## Assignment
Copy the passage about valve replacement for aortic stenosis patients infected with the coronavirus word for word, in full.

## Document text
He personally did several of the transcatheter aortic valve replacements.

“It’s doable. I truly believe that when you get a severe aortic stenosis patient who’s infected with the coronavirus, they get very unstable, but we can treat them. We can treat them even during the infection,” Dr. Dvir said.

The majority of patients in the registry had severe aortic stenosis. In the 42 such patients aged 80 years or more who didn’t undergo transcatheter aortic valve replacement (TAVR) or surgical valve replacement, 30-day mortality was 60%. In contrast, only one of the six patients in this advanced-age category who underwent valve replacement while infected died. Similarly, 30-day mortality was 24% among those younger than age 80 who valve remained untreated, but it dropped to 11% in those who received a prosthetic valve.

“We try our best to protect our patients through social distancing, but we have a treatment that can potentially reduce their mortality risk if they get infected later on. So I say to my patients: ‘Don’t wait at home. Do not wait! If you get infected when you have severe aortic stenosis, the clinical outcome is bad.’ But it seems reasonable that if they get infected when they’ve already been treated for their aortic stenosis or mitral regurgitation, they will do better.”

Dr. Dvir noted that, although the case numbers in the registry series were small and subject to potential bias, the data suggest this treatment approach may be lifesaving.

## Source material
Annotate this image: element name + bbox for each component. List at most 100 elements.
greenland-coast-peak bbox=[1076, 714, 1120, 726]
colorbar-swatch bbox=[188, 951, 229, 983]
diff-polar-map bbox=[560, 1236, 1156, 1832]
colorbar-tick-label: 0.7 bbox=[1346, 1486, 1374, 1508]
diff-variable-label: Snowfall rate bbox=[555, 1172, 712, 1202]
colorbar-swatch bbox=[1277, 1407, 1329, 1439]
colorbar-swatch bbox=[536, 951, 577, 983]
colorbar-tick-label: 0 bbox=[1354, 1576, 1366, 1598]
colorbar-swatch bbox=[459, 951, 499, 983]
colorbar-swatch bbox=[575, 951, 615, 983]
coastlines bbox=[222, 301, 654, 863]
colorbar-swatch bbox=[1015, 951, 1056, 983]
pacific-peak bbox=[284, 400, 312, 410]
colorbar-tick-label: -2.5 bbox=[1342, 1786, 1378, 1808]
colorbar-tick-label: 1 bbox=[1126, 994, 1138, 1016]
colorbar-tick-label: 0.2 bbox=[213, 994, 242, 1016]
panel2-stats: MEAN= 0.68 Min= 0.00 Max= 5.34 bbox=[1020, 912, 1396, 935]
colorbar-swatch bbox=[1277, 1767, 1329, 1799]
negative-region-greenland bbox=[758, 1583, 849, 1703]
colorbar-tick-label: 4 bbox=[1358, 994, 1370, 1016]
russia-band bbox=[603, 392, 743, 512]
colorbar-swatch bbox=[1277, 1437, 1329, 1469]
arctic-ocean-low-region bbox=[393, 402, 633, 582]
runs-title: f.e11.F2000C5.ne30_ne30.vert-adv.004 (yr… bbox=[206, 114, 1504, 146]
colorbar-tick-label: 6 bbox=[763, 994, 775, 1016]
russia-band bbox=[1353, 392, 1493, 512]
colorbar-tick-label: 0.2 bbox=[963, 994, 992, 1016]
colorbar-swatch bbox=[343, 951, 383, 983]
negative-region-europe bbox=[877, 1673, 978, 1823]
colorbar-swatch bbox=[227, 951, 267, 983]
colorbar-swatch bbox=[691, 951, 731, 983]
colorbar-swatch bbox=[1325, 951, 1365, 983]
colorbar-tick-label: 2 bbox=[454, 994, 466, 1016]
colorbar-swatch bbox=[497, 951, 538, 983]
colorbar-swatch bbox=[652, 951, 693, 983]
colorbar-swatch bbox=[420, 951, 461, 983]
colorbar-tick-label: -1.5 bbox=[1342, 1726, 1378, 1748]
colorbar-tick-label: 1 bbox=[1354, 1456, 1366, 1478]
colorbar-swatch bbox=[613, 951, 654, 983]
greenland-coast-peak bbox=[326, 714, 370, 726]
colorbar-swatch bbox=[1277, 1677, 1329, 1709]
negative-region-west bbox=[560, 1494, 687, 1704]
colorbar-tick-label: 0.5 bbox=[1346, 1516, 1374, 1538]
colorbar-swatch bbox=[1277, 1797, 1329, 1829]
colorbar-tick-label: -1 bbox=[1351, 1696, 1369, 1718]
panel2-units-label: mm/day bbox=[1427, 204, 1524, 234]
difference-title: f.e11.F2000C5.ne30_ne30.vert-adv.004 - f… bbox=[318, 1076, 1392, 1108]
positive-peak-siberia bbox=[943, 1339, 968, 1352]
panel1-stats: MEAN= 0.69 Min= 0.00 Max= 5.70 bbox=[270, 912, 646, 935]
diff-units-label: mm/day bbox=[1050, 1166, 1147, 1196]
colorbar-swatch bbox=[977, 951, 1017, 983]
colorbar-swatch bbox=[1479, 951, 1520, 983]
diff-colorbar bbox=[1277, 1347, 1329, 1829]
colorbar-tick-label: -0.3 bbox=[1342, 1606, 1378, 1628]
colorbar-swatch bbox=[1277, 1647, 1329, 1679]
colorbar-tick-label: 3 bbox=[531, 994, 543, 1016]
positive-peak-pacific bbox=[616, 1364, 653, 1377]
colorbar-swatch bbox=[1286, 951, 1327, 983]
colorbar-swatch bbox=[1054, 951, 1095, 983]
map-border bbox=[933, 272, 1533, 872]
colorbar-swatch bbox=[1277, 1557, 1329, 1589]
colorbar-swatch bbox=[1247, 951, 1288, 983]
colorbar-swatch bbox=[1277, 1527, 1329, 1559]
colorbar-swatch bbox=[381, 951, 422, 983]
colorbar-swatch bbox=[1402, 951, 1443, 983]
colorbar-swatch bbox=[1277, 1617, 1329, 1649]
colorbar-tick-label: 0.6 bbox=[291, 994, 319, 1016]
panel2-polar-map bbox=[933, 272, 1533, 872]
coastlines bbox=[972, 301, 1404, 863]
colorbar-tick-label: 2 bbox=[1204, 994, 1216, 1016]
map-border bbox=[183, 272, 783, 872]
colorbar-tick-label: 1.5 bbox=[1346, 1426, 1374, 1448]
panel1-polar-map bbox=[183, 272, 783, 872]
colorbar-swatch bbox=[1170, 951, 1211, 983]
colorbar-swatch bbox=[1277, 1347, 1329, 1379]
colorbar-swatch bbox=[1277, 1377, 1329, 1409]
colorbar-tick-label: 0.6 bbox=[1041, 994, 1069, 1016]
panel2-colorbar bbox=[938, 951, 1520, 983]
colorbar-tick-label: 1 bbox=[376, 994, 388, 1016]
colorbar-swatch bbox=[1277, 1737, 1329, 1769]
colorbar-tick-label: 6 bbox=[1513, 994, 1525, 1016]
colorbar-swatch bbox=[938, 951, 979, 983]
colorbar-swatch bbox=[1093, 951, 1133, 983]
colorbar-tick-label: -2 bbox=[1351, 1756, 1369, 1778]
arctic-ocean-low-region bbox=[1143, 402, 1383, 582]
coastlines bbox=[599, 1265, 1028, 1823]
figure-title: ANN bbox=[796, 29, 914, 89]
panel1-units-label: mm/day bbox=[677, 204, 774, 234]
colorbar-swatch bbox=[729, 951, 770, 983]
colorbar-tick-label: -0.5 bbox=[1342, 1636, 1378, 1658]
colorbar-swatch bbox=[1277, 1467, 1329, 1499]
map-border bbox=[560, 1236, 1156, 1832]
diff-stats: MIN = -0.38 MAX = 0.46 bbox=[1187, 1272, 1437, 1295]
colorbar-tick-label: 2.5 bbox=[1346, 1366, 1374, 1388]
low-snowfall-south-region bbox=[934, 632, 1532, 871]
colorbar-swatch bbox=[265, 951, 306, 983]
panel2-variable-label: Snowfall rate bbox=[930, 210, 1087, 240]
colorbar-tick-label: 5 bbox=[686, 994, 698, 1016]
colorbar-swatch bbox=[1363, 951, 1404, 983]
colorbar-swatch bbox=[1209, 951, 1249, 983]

## Answer
He personally did several of the transcatheter aortic valve replacements.

“It’s doable. I truly believe that when you get a severe aortic stenosis patient who’s infected with the coronavirus, they get very unstable, but we can treat them. We can treat them even during the infection,” Dr. Dvir said.

The majority of patients in the registry had severe aortic stenosis. In the 42 such patients aged 80 years or more who didn’t undergo transcatheter aortic valve replacement (TAVR) or surgical valve replacement, 30-day mortality was 60%. In contrast, only one of the six patients in this advanced-age category who underwent valve replacement while infected died. Similarly, 30-day mortality was 24% among those younger than age 80 who valve remained untreated, but it dropped to 11% in those who received a prosthetic valve.

“We try our best to protect our patients through social distancing, but we have a treatment that can potentially reduce their mortality risk if they get infected later on. So I say to my patients: ‘Don’t wait at home. Do not wait! If you get infected when you have severe aortic stenosis, the clinical outcome is bad.’ But it seems reasonable that if they get infected when they’ve already been treated for their aortic stenosis or mitral regurgitation, they will do better.”

Dr. Dvir noted that, although the case numbers in the registry series were small and subject to potential bias, the data suggest this treatment approach may be lifesaving.